*Required task*
Take the material and output all of it exactly.

[Start Items]

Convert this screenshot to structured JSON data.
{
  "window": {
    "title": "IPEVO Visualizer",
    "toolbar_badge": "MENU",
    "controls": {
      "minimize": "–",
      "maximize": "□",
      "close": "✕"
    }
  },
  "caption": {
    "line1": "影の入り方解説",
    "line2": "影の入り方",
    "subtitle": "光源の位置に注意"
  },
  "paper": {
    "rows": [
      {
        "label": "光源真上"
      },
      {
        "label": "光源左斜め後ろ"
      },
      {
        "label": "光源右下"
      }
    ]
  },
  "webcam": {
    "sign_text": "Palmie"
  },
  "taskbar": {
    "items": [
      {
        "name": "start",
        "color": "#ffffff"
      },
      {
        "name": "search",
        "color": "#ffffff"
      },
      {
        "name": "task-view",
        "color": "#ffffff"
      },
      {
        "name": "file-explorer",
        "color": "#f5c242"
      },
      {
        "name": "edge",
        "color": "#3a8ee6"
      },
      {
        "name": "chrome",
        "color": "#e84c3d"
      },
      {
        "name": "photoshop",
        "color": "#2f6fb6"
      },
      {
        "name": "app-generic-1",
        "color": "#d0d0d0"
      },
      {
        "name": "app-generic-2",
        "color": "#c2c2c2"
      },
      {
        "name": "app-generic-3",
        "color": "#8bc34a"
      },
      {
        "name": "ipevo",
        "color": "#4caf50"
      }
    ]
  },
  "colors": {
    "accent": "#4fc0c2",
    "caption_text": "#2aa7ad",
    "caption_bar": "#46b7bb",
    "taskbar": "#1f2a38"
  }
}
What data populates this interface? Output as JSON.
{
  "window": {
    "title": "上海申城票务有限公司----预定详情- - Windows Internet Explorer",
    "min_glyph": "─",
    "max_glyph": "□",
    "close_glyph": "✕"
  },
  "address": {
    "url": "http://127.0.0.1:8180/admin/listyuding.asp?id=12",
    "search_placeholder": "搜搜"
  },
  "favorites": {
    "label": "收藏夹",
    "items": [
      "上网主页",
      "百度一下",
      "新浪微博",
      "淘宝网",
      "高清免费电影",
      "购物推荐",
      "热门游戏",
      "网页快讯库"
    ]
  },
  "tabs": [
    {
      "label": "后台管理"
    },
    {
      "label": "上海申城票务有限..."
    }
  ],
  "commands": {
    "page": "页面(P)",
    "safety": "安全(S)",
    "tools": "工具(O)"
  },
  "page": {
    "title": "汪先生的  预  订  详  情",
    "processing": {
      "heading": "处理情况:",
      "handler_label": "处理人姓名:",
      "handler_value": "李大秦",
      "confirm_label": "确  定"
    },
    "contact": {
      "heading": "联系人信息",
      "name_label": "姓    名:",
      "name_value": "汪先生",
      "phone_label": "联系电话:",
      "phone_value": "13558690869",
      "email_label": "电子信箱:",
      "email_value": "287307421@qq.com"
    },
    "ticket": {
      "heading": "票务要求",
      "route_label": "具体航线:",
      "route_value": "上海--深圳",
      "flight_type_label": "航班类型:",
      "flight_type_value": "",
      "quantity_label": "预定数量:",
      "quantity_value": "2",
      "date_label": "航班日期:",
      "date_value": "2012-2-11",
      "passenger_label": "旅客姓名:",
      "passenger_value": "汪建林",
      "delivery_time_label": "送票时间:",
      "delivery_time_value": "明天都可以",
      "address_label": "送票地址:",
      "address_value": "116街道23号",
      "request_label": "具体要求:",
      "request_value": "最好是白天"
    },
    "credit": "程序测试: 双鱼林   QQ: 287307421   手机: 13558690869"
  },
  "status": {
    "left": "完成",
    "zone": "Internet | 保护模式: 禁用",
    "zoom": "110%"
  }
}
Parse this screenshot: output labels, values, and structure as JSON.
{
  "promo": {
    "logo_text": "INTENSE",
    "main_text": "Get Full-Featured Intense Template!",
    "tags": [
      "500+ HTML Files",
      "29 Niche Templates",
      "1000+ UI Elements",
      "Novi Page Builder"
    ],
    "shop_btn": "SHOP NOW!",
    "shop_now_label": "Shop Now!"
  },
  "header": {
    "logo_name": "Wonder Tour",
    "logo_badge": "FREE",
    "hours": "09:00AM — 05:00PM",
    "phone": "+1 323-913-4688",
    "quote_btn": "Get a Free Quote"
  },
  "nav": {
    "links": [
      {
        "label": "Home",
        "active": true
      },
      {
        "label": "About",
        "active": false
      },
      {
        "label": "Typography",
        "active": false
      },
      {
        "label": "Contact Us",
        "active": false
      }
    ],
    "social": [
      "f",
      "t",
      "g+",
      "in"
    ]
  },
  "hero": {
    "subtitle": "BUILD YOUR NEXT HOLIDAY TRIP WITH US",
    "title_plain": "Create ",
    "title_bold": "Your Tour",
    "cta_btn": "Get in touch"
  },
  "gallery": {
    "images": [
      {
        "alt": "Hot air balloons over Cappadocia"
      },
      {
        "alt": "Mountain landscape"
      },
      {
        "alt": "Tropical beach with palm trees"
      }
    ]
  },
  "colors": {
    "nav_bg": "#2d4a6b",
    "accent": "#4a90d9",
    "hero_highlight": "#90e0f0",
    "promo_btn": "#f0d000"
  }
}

[End Items]

*Answer to this task*
Convert this screenshot to structured JSON data.
{
  "window": {
    "title": "IPEVO Visualizer",
    "toolbar_badge": "MENU",
    "controls": {
      "minimize": "–",
      "maximize": "□",
      "close": "✕"
    }
  },
  "caption": {
    "line1": "影の入り方解説",
    "line2": "影の入り方",
    "subtitle": "光源の位置に注意"
  },
  "paper": {
    "rows": [
      {
        "label": "光源真上"
      },
      {
        "label": "光源左斜め後ろ"
      },
      {
        "label": "光源右下"
      }
    ]
  },
  "webcam": {
    "sign_text": "Palmie"
  },
  "taskbar": {
    "items": [
      {
        "name": "start",
        "color": "#ffffff"
      },
      {
        "name": "search",
        "color": "#ffffff"
      },
      {
        "name": "task-view",
        "color": "#ffffff"
      },
      {
        "name": "file-explorer",
        "color": "#f5c242"
      },
      {
        "name": "edge",
        "color": "#3a8ee6"
      },
      {
        "name": "chrome",
        "color": "#e84c3d"
      },
      {
        "name": "photoshop",
        "color": "#2f6fb6"
      },
      {
        "name": "app-generic-1",
        "color": "#d0d0d0"
      },
      {
        "name": "app-generic-2",
        "color": "#c2c2c2"
      },
      {
        "name": "app-generic-3",
        "color": "#8bc34a"
      },
      {
        "name": "ipevo",
        "color": "#4caf50"
      }
    ]
  },
  "colors": {
    "accent": "#4fc0c2",
    "caption_text": "#2aa7ad",
    "caption_bar": "#46b7bb",
    "taskbar": "#1f2a38"
  }
}
What data populates this interface? Output as JSON.
{
  "window": {
    "title": "上海申城票务有限公司----预定详情- - Windows Internet Explorer",
    "min_glyph": "─",
    "max_glyph": "□",
    "close_glyph": "✕"
  },
  "address": {
    "url": "http://127.0.0.1:8180/admin/listyuding.asp?id=12",
    "search_placeholder": "搜搜"
  },
  "favorites": {
    "label": "收藏夹",
    "items": [
      "上网主页",
      "百度一下",
      "新浪微博",
      "淘宝网",
      "高清免费电影",
      "购物推荐",
      "热门游戏",
      "网页快讯库"
    ]
  },
  "tabs": [
    {
      "label": "后台管理"
    },
    {
      "label": "上海申城票务有限..."
    }
  ],
  "commands": {
    "page": "页面(P)",
    "safety": "安全(S)",
    "tools": "工具(O)"
  },
  "page": {
    "title": "汪先生的  预  订  详  情",
    "processing": {
      "heading": "处理情况:",
      "handler_label": "处理人姓名:",
      "handler_value": "李大秦",
      "confirm_label": "确  定"
    },
    "contact": {
      "heading": "联系人信息",
      "name_label": "姓    名:",
      "name_value": "汪先生",
      "phone_label": "联系电话:",
      "phone_value": "13558690869",
      "email_label": "电子信箱:",
      "email_value": "287307421@qq.com"
    },
    "ticket": {
      "heading": "票务要求",
      "route_label": "具体航线:",
      "route_value": "上海--深圳",
      "flight_type_label": "航班类型:",
      "flight_type_value": "",
      "quantity_label": "预定数量:",
      "quantity_value": "2",
      "date_label": "航班日期:",
      "date_value": "2012-2-11",
      "passenger_label": "旅客姓名:",
      "passenger_value": "汪建林",
      "delivery_time_label": "送票时间:",
      "delivery_time_value": "明天都可以",
      "address_label": "送票地址:",
      "address_value": "116街道23号",
      "request_label": "具体要求:",
      "request_value": "最好是白天"
    },
    "credit": "程序测试: 双鱼林   QQ: 287307421   手机: 13558690869"
  },
  "status": {
    "left": "完成",
    "zone": "Internet | 保护模式: 禁用",
    "zoom": "110%"
  }
}
Parse this screenshot: output labels, values, and structure as JSON.
{
  "promo": {
    "logo_text": "INTENSE",
    "main_text": "Get Full-Featured Intense Template!",
    "tags": [
      "500+ HTML Files",
      "29 Niche Templates",
      "1000+ UI Elements",
      "Novi Page Builder"
    ],
    "shop_btn": "SHOP NOW!",
    "shop_now_label": "Shop Now!"
  },
  "header": {
    "logo_name": "Wonder Tour",
    "logo_badge": "FREE",
    "hours": "09:00AM — 05:00PM",
    "phone": "+1 323-913-4688",
    "quote_btn": "Get a Free Quote"
  },
  "nav": {
    "links": [
      {
        "label": "Home",
        "active": true
      },
      {
        "label": "About",
        "active": false
      },
      {
        "label": "Typography",
        "active": false
      },
      {
        "label": "Contact Us",
        "active": false
      }
    ],
    "social": [
      "f",
      "t",
      "g+",
      "in"
    ]
  },
  "hero": {
    "subtitle": "BUILD YOUR NEXT HOLIDAY TRIP WITH US",
    "title_plain": "Create ",
    "title_bold": "Your Tour",
    "cta_btn": "Get in touch"
  },
  "gallery": {
    "images": [
      {
        "alt": "Hot air balloons over Cappadocia"
      },
      {
        "alt": "Mountain landscape"
      },
      {
        "alt": "Tropical beach with palm trees"
      }
    ]
  },
  "colors": {
    "nav_bg": "#2d4a6b",
    "accent": "#4a90d9",
    "hero_highlight": "#90e0f0",
    "promo_btn": "#f0d000"
  }
}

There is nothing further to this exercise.